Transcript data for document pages
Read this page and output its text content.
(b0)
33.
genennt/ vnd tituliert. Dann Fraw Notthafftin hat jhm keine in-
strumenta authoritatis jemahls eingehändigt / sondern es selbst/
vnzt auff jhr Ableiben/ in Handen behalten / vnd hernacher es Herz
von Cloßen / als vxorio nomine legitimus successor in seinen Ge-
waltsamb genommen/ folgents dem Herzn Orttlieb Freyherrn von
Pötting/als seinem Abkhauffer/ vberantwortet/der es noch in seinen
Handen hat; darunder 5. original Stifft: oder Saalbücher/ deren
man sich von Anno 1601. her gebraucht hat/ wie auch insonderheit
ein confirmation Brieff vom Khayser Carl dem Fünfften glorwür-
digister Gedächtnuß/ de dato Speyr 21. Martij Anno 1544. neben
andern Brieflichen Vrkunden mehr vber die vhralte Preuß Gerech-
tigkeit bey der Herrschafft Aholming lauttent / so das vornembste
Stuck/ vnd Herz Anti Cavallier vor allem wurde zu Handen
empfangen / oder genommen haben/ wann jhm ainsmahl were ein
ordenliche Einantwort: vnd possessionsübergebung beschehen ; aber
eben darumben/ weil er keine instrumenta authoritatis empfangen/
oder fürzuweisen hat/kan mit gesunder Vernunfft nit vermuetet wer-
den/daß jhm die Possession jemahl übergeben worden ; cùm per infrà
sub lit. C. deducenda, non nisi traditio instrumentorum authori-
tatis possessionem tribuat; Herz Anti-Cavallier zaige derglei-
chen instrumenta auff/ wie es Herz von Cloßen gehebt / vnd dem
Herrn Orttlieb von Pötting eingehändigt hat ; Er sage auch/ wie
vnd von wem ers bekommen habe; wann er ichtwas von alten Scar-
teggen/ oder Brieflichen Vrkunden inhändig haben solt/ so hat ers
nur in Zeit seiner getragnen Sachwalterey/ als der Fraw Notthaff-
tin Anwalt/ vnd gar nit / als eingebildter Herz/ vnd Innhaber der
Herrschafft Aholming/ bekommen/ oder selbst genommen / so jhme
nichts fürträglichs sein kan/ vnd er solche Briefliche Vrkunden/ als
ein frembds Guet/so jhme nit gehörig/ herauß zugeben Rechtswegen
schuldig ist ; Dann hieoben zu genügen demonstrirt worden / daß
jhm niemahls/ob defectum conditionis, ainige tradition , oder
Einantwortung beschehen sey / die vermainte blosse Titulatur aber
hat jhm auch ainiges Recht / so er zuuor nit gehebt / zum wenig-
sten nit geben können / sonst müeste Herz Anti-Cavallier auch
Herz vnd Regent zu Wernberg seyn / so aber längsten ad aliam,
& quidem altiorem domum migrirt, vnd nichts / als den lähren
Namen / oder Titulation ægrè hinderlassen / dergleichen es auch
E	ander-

To do
Only lines holding the string "instrumenta" are wanted; gather each one from the entries above.

Answer
eben darumben/ weil er keine instrumenta authoritatis empfangen/
chen instrumenta auff/ wie es Herz von Cloßen gehebt / vnd dem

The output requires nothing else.